● Problem statement
From the listing below, extract each line containing the string "Diameter".
==============================
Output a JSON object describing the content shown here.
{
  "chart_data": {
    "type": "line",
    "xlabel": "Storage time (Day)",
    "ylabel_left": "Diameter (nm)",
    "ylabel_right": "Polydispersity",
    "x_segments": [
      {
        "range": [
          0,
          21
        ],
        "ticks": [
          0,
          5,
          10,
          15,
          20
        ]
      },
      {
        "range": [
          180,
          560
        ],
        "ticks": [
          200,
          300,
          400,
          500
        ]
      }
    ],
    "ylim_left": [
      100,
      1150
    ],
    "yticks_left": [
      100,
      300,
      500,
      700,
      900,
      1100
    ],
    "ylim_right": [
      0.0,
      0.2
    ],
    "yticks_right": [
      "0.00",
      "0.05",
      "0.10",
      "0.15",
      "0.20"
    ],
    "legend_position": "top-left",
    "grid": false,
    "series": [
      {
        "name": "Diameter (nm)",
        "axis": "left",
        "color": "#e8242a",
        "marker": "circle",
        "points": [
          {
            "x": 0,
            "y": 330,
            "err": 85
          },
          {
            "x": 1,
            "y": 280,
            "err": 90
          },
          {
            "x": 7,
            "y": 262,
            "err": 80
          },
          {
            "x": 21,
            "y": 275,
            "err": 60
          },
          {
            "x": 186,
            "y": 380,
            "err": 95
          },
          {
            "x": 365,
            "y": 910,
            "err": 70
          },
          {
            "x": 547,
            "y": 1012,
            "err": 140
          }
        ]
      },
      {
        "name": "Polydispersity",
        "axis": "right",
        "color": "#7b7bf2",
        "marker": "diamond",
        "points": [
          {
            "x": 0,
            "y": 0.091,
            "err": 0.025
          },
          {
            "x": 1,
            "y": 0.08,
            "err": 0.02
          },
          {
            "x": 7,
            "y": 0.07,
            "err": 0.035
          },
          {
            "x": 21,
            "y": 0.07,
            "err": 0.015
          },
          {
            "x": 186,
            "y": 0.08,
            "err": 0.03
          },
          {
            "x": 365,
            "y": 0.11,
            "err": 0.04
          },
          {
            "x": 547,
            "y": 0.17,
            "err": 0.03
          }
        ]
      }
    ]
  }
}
==============================
● Expected answer
    "ylabel_left": "Diameter (nm)",
        "name": "Diameter (nm)",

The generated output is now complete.